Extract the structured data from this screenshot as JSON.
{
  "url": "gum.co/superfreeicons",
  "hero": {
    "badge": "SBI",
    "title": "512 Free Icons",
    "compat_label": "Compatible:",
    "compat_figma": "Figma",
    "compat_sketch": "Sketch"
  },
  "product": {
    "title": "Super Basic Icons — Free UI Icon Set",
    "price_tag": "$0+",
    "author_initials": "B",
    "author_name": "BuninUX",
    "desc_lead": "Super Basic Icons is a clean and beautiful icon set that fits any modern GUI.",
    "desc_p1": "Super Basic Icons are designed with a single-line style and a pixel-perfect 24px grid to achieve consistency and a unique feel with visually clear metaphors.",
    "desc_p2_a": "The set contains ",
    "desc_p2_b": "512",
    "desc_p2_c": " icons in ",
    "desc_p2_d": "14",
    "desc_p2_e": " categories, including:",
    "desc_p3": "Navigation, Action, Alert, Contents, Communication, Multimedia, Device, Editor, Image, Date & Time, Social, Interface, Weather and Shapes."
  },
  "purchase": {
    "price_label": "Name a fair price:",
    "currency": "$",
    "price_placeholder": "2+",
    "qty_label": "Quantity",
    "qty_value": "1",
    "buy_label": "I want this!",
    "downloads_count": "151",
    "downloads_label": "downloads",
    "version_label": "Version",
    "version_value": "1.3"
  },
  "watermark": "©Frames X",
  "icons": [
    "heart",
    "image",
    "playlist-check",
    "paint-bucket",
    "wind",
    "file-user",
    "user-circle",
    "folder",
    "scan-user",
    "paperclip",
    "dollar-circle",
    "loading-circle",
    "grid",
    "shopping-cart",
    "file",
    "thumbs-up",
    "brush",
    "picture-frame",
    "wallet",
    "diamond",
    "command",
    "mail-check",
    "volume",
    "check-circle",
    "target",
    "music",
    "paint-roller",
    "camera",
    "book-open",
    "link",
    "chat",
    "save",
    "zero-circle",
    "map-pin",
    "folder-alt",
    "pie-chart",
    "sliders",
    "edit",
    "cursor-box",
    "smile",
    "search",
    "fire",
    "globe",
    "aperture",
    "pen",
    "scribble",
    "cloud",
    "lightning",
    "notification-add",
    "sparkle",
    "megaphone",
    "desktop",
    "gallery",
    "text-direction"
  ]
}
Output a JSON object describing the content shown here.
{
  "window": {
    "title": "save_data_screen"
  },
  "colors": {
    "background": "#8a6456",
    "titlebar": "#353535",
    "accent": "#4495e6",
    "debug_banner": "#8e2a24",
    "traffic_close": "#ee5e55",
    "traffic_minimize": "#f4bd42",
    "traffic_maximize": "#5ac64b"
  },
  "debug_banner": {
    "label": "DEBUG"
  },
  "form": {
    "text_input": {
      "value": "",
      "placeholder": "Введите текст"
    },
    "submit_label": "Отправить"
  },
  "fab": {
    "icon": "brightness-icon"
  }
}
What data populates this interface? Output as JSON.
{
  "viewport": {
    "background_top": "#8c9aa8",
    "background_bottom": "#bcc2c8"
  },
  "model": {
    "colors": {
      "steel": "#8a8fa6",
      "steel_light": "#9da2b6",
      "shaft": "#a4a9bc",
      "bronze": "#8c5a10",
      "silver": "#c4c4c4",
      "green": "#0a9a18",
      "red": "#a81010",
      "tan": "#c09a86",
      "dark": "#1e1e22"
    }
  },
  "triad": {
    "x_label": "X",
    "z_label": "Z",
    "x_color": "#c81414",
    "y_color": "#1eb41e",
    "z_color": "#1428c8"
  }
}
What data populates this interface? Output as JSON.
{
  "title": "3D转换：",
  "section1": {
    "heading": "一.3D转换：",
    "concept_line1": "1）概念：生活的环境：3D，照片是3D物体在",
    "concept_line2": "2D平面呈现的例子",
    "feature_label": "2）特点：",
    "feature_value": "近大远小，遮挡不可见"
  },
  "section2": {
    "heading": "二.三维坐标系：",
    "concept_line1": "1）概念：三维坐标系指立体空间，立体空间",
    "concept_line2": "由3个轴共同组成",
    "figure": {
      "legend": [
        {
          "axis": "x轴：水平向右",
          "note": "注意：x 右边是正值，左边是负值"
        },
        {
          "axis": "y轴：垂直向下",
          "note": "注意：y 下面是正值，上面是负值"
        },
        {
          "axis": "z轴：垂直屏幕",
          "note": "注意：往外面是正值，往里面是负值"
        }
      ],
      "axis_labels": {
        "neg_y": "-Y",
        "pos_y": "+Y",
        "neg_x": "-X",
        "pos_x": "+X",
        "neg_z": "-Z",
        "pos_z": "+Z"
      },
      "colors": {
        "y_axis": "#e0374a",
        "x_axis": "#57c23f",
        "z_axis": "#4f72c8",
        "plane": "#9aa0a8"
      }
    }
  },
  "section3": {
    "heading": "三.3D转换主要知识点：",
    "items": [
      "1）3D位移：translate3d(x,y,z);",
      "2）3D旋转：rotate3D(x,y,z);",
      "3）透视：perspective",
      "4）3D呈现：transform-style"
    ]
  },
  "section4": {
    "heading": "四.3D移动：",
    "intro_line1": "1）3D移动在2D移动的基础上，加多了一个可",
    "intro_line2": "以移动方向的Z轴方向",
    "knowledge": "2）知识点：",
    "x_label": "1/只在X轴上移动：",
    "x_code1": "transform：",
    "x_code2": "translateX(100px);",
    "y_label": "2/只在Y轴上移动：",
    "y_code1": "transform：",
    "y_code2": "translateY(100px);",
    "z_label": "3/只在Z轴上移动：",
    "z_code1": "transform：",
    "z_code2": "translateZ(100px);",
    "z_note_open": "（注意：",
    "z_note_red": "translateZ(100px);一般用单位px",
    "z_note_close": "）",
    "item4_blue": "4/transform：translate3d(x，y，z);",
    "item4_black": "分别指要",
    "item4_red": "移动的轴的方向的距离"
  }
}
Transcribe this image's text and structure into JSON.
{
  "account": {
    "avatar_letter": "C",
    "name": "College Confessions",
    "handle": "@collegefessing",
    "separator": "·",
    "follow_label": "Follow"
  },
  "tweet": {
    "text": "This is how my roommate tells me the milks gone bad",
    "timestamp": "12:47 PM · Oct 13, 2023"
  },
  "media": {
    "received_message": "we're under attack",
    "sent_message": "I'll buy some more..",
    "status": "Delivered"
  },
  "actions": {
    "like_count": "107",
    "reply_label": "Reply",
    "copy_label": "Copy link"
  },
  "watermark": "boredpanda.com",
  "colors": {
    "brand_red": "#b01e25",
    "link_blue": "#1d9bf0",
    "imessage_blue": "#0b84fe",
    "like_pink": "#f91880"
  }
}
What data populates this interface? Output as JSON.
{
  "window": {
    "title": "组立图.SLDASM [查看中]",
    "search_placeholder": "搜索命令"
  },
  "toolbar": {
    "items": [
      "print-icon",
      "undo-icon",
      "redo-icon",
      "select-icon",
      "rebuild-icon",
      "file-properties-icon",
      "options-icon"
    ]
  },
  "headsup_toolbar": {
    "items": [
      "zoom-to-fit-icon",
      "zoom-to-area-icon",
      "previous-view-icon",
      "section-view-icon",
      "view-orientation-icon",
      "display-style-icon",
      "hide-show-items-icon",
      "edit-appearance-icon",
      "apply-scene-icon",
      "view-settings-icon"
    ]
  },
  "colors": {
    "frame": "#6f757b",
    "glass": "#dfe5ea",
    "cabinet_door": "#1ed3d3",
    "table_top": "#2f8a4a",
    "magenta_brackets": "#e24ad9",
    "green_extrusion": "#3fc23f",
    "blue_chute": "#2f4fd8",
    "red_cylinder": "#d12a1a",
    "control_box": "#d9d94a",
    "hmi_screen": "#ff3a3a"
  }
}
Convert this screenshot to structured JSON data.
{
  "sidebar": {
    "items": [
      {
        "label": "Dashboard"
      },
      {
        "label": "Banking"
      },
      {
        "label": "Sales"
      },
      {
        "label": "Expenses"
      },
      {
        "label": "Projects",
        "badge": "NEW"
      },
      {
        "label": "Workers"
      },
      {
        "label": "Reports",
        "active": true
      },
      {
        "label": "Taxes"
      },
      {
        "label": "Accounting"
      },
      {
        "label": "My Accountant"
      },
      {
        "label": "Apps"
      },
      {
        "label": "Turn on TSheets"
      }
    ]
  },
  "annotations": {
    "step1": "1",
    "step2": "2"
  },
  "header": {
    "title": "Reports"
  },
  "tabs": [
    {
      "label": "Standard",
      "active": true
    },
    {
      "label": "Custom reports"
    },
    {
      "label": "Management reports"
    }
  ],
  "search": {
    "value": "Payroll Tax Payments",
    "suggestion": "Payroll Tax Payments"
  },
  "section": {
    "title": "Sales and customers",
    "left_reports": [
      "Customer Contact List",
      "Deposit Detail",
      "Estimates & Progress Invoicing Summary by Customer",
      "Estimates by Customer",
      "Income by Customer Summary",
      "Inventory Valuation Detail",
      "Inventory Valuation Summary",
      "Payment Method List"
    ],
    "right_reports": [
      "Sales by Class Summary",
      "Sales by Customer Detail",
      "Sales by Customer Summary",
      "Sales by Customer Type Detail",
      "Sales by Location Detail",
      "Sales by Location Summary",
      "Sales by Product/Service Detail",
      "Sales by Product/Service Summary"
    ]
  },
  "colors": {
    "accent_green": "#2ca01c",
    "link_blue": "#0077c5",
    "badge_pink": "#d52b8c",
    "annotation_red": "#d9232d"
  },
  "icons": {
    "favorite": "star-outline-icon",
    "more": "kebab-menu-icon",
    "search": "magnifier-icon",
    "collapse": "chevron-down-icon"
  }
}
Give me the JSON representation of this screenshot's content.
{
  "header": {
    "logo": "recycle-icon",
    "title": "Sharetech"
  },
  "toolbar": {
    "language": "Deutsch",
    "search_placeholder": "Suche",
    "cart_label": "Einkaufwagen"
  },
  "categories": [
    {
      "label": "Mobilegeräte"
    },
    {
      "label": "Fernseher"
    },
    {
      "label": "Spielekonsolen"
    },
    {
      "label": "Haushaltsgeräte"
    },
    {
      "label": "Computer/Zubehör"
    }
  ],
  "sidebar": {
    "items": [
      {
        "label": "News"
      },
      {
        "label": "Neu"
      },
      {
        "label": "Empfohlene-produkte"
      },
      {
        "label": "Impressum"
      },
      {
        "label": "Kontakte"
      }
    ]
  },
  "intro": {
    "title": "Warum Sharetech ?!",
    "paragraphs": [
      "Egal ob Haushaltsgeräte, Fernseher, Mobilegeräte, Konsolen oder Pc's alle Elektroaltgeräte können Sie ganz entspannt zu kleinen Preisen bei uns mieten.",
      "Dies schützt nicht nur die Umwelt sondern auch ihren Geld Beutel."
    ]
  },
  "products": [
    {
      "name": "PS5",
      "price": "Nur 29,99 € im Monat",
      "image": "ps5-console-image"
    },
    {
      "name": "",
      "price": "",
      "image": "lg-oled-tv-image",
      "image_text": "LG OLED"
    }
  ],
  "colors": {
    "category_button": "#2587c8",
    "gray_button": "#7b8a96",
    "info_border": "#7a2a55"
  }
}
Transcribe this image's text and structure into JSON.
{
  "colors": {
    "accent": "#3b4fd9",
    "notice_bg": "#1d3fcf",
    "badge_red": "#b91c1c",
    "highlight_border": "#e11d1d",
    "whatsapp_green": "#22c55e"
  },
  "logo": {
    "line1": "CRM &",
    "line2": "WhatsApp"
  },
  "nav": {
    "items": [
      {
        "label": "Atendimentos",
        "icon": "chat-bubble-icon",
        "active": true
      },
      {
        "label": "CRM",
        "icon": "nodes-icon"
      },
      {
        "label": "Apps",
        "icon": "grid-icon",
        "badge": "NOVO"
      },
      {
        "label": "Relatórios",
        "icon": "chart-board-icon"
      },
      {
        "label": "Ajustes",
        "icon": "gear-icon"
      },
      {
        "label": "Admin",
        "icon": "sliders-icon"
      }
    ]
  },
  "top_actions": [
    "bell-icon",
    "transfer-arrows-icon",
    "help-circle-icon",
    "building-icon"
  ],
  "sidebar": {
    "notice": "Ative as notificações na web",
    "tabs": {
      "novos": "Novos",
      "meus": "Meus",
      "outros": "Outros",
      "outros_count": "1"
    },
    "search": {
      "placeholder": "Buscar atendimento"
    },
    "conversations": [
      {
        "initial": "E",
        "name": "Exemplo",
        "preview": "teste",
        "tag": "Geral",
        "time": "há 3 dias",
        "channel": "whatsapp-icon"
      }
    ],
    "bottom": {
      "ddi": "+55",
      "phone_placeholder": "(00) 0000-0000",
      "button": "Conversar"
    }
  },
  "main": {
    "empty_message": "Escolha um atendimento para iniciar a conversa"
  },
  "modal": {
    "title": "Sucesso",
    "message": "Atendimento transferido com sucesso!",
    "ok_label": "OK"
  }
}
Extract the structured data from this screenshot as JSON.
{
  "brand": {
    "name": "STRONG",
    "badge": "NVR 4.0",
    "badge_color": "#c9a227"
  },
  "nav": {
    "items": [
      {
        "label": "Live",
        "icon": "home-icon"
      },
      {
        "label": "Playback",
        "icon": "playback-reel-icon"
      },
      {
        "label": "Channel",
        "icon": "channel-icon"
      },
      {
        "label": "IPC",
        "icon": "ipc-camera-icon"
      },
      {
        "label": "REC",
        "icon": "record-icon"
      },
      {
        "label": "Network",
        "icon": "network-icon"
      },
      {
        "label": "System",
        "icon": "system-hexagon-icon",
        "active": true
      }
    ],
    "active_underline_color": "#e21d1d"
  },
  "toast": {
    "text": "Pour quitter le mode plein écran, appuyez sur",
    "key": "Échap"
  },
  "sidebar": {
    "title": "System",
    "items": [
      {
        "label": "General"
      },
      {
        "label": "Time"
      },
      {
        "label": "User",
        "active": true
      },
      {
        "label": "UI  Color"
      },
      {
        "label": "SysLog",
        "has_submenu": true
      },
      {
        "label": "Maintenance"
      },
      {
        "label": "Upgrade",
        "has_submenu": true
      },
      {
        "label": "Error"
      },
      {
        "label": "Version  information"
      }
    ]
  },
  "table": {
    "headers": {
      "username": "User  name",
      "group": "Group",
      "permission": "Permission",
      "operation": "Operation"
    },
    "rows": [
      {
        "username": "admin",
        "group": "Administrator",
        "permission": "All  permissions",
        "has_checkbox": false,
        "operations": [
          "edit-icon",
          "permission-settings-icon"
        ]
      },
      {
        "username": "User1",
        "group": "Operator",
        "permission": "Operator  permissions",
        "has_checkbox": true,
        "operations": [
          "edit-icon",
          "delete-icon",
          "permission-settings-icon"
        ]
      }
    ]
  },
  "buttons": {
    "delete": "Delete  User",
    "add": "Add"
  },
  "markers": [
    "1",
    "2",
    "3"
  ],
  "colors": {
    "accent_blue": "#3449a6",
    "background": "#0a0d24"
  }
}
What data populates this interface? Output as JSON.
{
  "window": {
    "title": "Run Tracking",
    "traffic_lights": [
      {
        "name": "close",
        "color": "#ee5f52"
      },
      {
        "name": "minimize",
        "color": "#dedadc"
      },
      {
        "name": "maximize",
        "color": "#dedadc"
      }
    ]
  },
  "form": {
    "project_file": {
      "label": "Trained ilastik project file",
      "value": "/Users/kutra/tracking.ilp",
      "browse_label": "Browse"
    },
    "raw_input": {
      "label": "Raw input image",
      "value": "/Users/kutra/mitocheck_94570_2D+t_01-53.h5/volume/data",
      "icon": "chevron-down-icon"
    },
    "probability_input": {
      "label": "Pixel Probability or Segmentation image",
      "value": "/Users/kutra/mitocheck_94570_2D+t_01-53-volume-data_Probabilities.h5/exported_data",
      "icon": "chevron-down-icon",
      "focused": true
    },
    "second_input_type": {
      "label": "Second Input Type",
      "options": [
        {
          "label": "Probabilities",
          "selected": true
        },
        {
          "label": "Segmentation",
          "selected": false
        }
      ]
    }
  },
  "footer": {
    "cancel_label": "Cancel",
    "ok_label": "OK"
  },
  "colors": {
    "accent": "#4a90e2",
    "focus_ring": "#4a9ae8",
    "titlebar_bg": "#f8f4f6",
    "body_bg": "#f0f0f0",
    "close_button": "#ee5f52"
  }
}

====

* **CHALLENGE**
Copy out every line with the word "Segmentation".

* **RESPONSE TO THIS EXERCISE**
      "label": "Pixel Probability or Segmentation image",
          "label": "Segmentation",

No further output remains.